§ TASK BRIEF
Leave the pictures out and transcribe every record exactly.

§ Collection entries
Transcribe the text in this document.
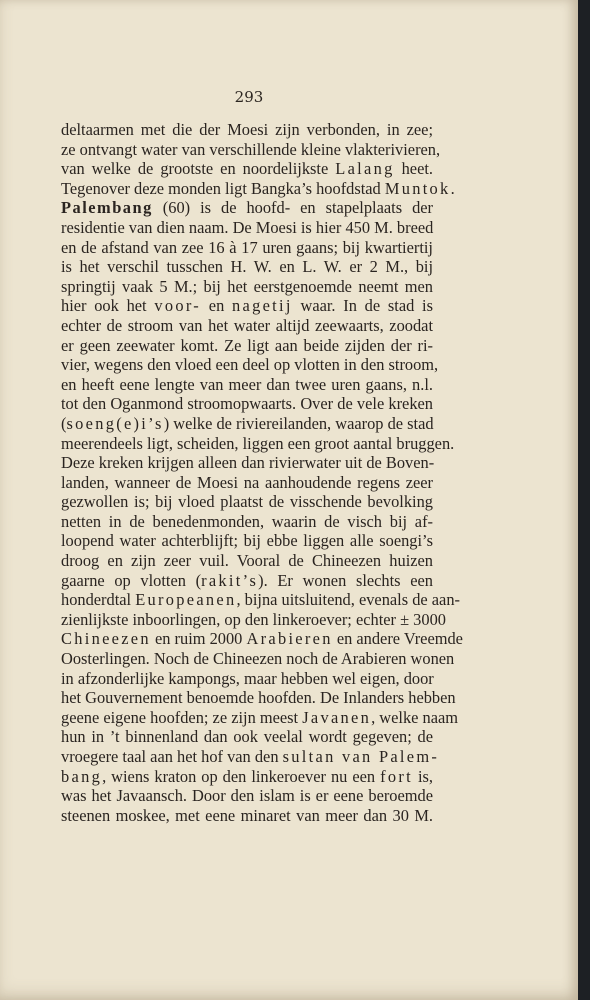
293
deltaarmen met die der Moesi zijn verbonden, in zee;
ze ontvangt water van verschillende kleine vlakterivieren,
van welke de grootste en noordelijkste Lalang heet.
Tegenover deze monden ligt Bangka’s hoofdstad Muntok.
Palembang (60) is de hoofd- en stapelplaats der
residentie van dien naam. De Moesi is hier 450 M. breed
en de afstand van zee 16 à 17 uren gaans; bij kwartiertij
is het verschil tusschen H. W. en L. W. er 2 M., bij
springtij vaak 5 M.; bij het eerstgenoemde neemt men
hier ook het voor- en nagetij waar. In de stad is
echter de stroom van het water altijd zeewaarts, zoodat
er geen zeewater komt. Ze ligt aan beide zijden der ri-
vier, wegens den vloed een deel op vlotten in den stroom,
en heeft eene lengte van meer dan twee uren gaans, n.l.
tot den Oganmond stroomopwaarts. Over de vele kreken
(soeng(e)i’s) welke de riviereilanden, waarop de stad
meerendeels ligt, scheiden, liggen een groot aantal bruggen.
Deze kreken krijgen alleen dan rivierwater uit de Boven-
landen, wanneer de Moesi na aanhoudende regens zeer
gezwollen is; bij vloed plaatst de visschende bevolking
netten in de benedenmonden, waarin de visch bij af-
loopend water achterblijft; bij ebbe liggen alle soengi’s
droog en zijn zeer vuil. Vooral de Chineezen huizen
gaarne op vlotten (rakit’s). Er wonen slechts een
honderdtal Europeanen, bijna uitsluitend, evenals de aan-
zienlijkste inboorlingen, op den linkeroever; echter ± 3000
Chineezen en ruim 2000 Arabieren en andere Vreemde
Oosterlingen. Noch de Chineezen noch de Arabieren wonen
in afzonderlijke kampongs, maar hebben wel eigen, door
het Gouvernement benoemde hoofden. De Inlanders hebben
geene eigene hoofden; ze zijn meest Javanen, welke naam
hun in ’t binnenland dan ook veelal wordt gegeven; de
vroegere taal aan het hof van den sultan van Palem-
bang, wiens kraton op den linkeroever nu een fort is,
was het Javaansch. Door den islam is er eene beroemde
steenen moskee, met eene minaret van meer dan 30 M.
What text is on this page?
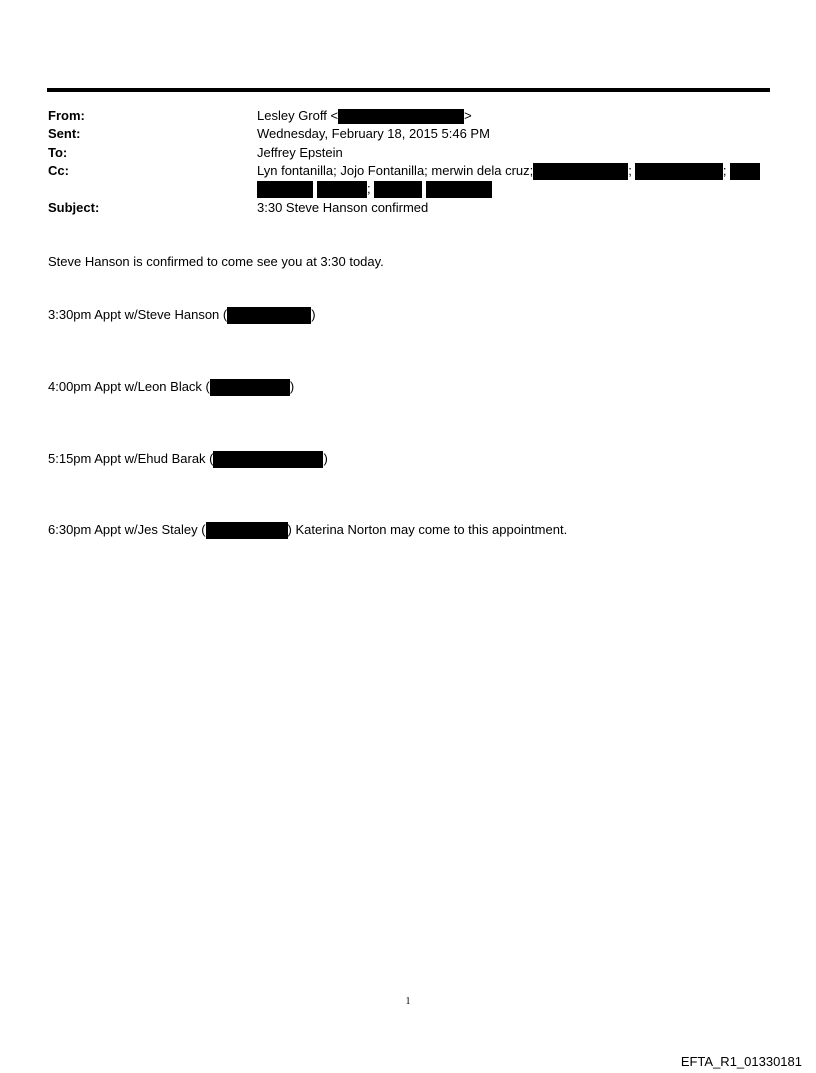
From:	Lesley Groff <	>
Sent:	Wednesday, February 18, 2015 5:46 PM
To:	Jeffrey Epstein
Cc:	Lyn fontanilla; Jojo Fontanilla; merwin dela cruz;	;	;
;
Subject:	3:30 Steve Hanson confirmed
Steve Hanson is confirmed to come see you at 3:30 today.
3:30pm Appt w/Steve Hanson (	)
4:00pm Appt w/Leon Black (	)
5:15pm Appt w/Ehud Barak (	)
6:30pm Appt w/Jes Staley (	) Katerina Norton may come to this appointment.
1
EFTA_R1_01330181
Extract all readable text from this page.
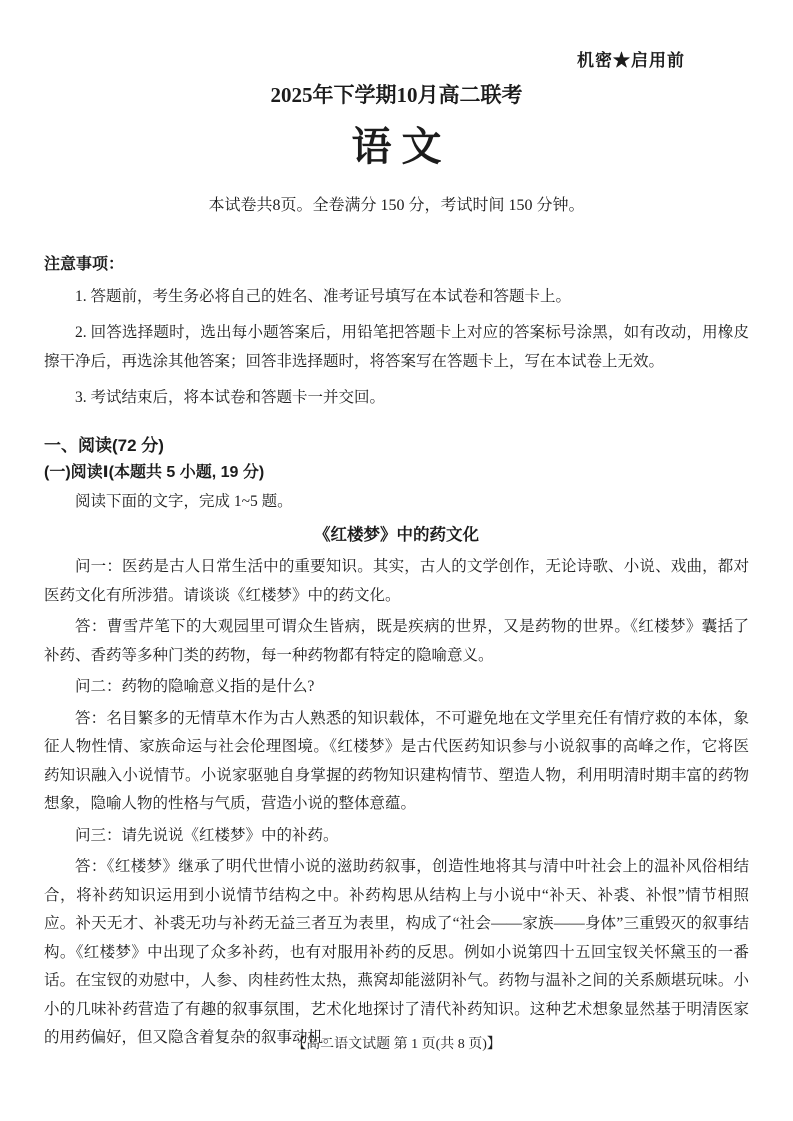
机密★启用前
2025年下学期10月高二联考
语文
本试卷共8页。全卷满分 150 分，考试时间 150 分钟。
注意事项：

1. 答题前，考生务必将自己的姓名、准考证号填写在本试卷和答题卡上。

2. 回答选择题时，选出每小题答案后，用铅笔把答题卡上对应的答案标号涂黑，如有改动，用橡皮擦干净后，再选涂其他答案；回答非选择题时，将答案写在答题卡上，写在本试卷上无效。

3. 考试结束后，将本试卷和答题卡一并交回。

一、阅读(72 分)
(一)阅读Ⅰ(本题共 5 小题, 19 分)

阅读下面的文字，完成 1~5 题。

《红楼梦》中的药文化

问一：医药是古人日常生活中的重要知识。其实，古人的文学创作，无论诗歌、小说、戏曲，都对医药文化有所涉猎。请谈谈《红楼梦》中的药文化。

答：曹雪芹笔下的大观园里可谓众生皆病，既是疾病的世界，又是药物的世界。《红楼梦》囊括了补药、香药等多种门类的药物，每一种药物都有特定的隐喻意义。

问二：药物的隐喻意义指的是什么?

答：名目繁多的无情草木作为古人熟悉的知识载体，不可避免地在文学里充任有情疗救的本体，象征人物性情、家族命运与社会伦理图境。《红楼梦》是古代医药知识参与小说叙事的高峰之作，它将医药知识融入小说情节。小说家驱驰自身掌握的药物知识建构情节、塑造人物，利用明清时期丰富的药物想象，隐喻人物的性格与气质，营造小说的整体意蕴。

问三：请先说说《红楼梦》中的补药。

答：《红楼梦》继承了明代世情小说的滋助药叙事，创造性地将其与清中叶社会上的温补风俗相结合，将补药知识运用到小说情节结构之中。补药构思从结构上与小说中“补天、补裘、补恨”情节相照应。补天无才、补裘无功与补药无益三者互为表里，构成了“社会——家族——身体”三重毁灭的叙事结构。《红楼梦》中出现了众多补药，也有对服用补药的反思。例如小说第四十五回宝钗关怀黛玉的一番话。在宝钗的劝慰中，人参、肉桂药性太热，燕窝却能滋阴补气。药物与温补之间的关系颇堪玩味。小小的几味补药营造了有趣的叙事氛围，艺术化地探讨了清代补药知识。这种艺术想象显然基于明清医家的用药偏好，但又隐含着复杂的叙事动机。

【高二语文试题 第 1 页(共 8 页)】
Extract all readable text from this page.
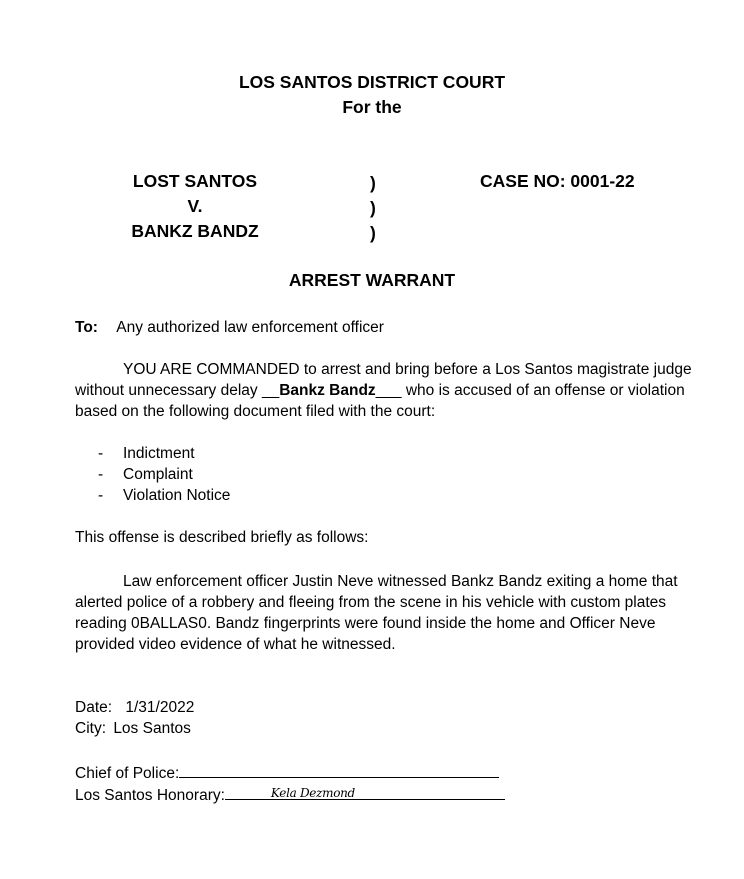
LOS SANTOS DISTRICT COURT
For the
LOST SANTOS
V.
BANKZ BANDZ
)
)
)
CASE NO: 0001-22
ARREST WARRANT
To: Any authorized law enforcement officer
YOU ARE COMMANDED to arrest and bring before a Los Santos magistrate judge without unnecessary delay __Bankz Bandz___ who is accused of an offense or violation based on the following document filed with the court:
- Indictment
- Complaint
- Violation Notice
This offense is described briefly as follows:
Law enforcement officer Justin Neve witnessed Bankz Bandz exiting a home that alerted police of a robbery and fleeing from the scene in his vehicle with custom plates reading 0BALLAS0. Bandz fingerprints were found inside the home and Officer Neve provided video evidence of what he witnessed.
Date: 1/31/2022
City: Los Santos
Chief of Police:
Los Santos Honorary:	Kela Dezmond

§ RESPONSE TO THIS EXERCISE
Transcribe the text in this document.
293
deltaarmen met die der Moesi zijn verbonden, in zee;
ze ontvangt water van verschillende kleine vlakterivieren,
van welke de grootste en noordelijkste Lalang heet.
Tegenover deze monden ligt Bangka’s hoofdstad Muntok.
Palembang (60) is de hoofd- en stapelplaats der
residentie van dien naam. De Moesi is hier 450 M. breed
en de afstand van zee 16 à 17 uren gaans; bij kwartiertij
is het verschil tusschen H. W. en L. W. er 2 M., bij
springtij vaak 5 M.; bij het eerstgenoemde neemt men
hier ook het voor- en nagetij waar. In de stad is
echter de stroom van het water altijd zeewaarts, zoodat
er geen zeewater komt. Ze ligt aan beide zijden der ri-
vier, wegens den vloed een deel op vlotten in den stroom,
en heeft eene lengte van meer dan twee uren gaans, n.l.
tot den Oganmond stroomopwaarts. Over de vele kreken
(soeng(e)i’s) welke de riviereilanden, waarop de stad
meerendeels ligt, scheiden, liggen een groot aantal bruggen.
Deze kreken krijgen alleen dan rivierwater uit de Boven-
landen, wanneer de Moesi na aanhoudende regens zeer
gezwollen is; bij vloed plaatst de visschende bevolking
netten in de benedenmonden, waarin de visch bij af-
loopend water achterblijft; bij ebbe liggen alle soengi’s
droog en zijn zeer vuil. Vooral de Chineezen huizen
gaarne op vlotten (rakit’s). Er wonen slechts een
honderdtal Europeanen, bijna uitsluitend, evenals de aan-
zienlijkste inboorlingen, op den linkeroever; echter ± 3000
Chineezen en ruim 2000 Arabieren en andere Vreemde
Oosterlingen. Noch de Chineezen noch de Arabieren wonen
in afzonderlijke kampongs, maar hebben wel eigen, door
het Gouvernement benoemde hoofden. De Inlanders hebben
geene eigene hoofden; ze zijn meest Javanen, welke naam
hun in ’t binnenland dan ook veelal wordt gegeven; de
vroegere taal aan het hof van den sultan van Palem-
bang, wiens kraton op den linkeroever nu een fort is,
was het Javaansch. Door den islam is er eene beroemde
steenen moskee, met eene minaret van meer dan 30 M.
What text is on this page?
From:	Lesley Groff <	>
Sent:	Wednesday, February 18, 2015 5:46 PM
To:	Jeffrey Epstein
Cc:	Lyn fontanilla; Jojo Fontanilla; merwin dela cruz;	;	;
;
Subject:	3:30 Steve Hanson confirmed
Steve Hanson is confirmed to come see you at 3:30 today.
3:30pm Appt w/Steve Hanson (	)
4:00pm Appt w/Leon Black (	)
5:15pm Appt w/Ehud Barak (	)
6:30pm Appt w/Jes Staley (	) Katerina Norton may come to this appointment.
1
EFTA_R1_01330181
Extract all readable text from this page.
机密★启用前
2025年下学期10月高二联考
语文
本试卷共8页。全卷满分 150 分，考试时间 150 分钟。
注意事项：

1. 答题前，考生务必将自己的姓名、准考证号填写在本试卷和答题卡上。

2. 回答选择题时，选出每小题答案后，用铅笔把答题卡上对应的答案标号涂黑，如有改动，用橡皮擦干净后，再选涂其他答案；回答非选择题时，将答案写在答题卡上，写在本试卷上无效。

3. 考试结束后，将本试卷和答题卡一并交回。

一、阅读(72 分)
(一)阅读Ⅰ(本题共 5 小题, 19 分)

阅读下面的文字，完成 1~5 题。

《红楼梦》中的药文化

问一：医药是古人日常生活中的重要知识。其实，古人的文学创作，无论诗歌、小说、戏曲，都对医药文化有所涉猎。请谈谈《红楼梦》中的药文化。

答：曹雪芹笔下的大观园里可谓众生皆病，既是疾病的世界，又是药物的世界。《红楼梦》囊括了补药、香药等多种门类的药物，每一种药物都有特定的隐喻意义。

问二：药物的隐喻意义指的是什么?

答：名目繁多的无情草木作为古人熟悉的知识载体，不可避免地在文学里充任有情疗救的本体，象征人物性情、家族命运与社会伦理图境。《红楼梦》是古代医药知识参与小说叙事的高峰之作，它将医药知识融入小说情节。小说家驱驰自身掌握的药物知识建构情节、塑造人物，利用明清时期丰富的药物想象，隐喻人物的性格与气质，营造小说的整体意蕴。

问三：请先说说《红楼梦》中的补药。

答：《红楼梦》继承了明代世情小说的滋助药叙事，创造性地将其与清中叶社会上的温补风俗相结合，将补药知识运用到小说情节结构之中。补药构思从结构上与小说中“补天、补裘、补恨”情节相照应。补天无才、补裘无功与补药无益三者互为表里，构成了“社会——家族——身体”三重毁灭的叙事结构。《红楼梦》中出现了众多补药，也有对服用补药的反思。例如小说第四十五回宝钗关怀黛玉的一番话。在宝钗的劝慰中，人参、肉桂药性太热，燕窝却能滋阴补气。药物与温补之间的关系颇堪玩味。小小的几味补药营造了有趣的叙事氛围，艺术化地探讨了清代补药知识。这种艺术想象显然基于明清医家的用药偏好，但又隐含着复杂的叙事动机。

【高二语文试题 第 1 页(共 8 页)】
Extract all readable text from this page.
LOS SANTOS DISTRICT COURT
For the
LOST SANTOS
V.
BANKZ BANDZ
)
)
)
CASE NO: 0001-22
ARREST WARRANT
To: Any authorized law enforcement officer
YOU ARE COMMANDED to arrest and bring before a Los Santos magistrate judge without unnecessary delay __Bankz Bandz___ who is accused of an offense or violation based on the following document filed with the court:
- Indictment
- Complaint
- Violation Notice
This offense is described briefly as follows:
Law enforcement officer Justin Neve witnessed Bankz Bandz exiting a home that alerted police of a robbery and fleeing from the scene in his vehicle with custom plates reading 0BALLAS0. Bandz fingerprints were found inside the home and Officer Neve provided video evidence of what he witnessed.
Date: 1/31/2022
City: Los Santos
Chief of Police:
Los Santos Honorary:	Kela Dezmond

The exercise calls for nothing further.